DIRECTIONS —
Output the data exactly, with every line intact.

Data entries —
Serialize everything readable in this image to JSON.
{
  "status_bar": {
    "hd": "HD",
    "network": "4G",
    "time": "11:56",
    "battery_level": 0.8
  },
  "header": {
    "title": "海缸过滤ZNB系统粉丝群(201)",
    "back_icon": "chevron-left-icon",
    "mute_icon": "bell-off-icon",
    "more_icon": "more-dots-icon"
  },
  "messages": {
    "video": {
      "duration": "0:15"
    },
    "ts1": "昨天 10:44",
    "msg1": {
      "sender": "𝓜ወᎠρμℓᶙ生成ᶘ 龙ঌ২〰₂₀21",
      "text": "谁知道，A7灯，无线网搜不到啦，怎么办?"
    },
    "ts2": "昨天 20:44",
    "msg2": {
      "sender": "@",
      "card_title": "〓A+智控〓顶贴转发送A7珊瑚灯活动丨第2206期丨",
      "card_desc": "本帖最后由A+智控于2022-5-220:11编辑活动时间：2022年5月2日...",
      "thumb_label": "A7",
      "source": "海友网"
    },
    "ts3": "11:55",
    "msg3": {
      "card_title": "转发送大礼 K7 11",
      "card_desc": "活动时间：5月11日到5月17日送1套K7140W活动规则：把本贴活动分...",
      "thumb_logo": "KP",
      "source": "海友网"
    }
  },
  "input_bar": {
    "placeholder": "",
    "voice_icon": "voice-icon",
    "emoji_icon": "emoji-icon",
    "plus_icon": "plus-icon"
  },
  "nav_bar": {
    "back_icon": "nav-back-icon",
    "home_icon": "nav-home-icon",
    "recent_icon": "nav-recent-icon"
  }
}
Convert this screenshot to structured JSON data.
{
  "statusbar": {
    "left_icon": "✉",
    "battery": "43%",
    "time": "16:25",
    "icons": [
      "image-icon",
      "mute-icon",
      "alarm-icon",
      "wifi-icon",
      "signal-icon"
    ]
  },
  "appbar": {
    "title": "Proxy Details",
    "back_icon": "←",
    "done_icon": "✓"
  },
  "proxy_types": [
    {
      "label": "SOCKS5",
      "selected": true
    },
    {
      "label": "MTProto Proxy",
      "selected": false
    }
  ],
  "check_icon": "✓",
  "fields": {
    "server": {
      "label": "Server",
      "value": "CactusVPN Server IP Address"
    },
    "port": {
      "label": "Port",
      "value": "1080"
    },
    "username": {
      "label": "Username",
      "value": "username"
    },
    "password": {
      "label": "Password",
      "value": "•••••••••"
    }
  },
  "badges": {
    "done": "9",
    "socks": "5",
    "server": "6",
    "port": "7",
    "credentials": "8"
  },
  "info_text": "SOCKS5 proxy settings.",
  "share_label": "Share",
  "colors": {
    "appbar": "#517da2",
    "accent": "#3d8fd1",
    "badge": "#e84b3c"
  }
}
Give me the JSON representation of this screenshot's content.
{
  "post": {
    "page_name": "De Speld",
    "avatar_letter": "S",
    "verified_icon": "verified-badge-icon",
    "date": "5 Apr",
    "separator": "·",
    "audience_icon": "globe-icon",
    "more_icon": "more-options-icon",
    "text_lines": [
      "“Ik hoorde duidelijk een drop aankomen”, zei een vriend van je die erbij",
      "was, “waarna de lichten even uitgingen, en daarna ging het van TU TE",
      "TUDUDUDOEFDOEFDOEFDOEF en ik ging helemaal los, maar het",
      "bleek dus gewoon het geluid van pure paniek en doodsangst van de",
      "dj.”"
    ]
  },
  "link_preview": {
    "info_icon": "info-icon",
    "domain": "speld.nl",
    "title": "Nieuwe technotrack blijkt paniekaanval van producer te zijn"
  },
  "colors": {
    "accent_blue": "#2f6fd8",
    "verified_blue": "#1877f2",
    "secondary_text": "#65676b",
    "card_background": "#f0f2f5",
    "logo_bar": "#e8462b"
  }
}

IN RESPONSE —
Serialize everything readable in this image to JSON.
{
  "status_bar": {
    "hd": "HD",
    "network": "4G",
    "time": "11:56",
    "battery_level": 0.8
  },
  "header": {
    "title": "海缸过滤ZNB系统粉丝群(201)",
    "back_icon": "chevron-left-icon",
    "mute_icon": "bell-off-icon",
    "more_icon": "more-dots-icon"
  },
  "messages": {
    "video": {
      "duration": "0:15"
    },
    "ts1": "昨天 10:44",
    "msg1": {
      "sender": "𝓜ወᎠρμℓᶙ生成ᶘ 龙ঌ২〰₂₀21",
      "text": "谁知道，A7灯，无线网搜不到啦，怎么办?"
    },
    "ts2": "昨天 20:44",
    "msg2": {
      "sender": "@",
      "card_title": "〓A+智控〓顶贴转发送A7珊瑚灯活动丨第2206期丨",
      "card_desc": "本帖最后由A+智控于2022-5-220:11编辑活动时间：2022年5月2日...",
      "thumb_label": "A7",
      "source": "海友网"
    },
    "ts3": "11:55",
    "msg3": {
      "card_title": "转发送大礼 K7 11",
      "card_desc": "活动时间：5月11日到5月17日送1套K7140W活动规则：把本贴活动分...",
      "thumb_logo": "KP",
      "source": "海友网"
    }
  },
  "input_bar": {
    "placeholder": "",
    "voice_icon": "voice-icon",
    "emoji_icon": "emoji-icon",
    "plus_icon": "plus-icon"
  },
  "nav_bar": {
    "back_icon": "nav-back-icon",
    "home_icon": "nav-home-icon",
    "recent_icon": "nav-recent-icon"
  }
}
Convert this screenshot to structured JSON data.
{
  "statusbar": {
    "left_icon": "✉",
    "battery": "43%",
    "time": "16:25",
    "icons": [
      "image-icon",
      "mute-icon",
      "alarm-icon",
      "wifi-icon",
      "signal-icon"
    ]
  },
  "appbar": {
    "title": "Proxy Details",
    "back_icon": "←",
    "done_icon": "✓"
  },
  "proxy_types": [
    {
      "label": "SOCKS5",
      "selected": true
    },
    {
      "label": "MTProto Proxy",
      "selected": false
    }
  ],
  "check_icon": "✓",
  "fields": {
    "server": {
      "label": "Server",
      "value": "CactusVPN Server IP Address"
    },
    "port": {
      "label": "Port",
      "value": "1080"
    },
    "username": {
      "label": "Username",
      "value": "username"
    },
    "password": {
      "label": "Password",
      "value": "•••••••••"
    }
  },
  "badges": {
    "done": "9",
    "socks": "5",
    "server": "6",
    "port": "7",
    "credentials": "8"
  },
  "info_text": "SOCKS5 proxy settings.",
  "share_label": "Share",
  "colors": {
    "appbar": "#517da2",
    "accent": "#3d8fd1",
    "badge": "#e84b3c"
  }
}
Give me the JSON representation of this screenshot's content.
{
  "post": {
    "page_name": "De Speld",
    "avatar_letter": "S",
    "verified_icon": "verified-badge-icon",
    "date": "5 Apr",
    "separator": "·",
    "audience_icon": "globe-icon",
    "more_icon": "more-options-icon",
    "text_lines": [
      "“Ik hoorde duidelijk een drop aankomen”, zei een vriend van je die erbij",
      "was, “waarna de lichten even uitgingen, en daarna ging het van TU TE",
      "TUDUDUDOEFDOEFDOEFDOEF en ik ging helemaal los, maar het",
      "bleek dus gewoon het geluid van pure paniek en doodsangst van de",
      "dj.”"
    ]
  },
  "link_preview": {
    "info_icon": "info-icon",
    "domain": "speld.nl",
    "title": "Nieuwe technotrack blijkt paniekaanval van producer te zijn"
  },
  "colors": {
    "accent_blue": "#2f6fd8",
    "verified_blue": "#1877f2",
    "secondary_text": "#65676b",
    "card_background": "#f0f2f5",
    "logo_bar": "#e8462b"
  }
}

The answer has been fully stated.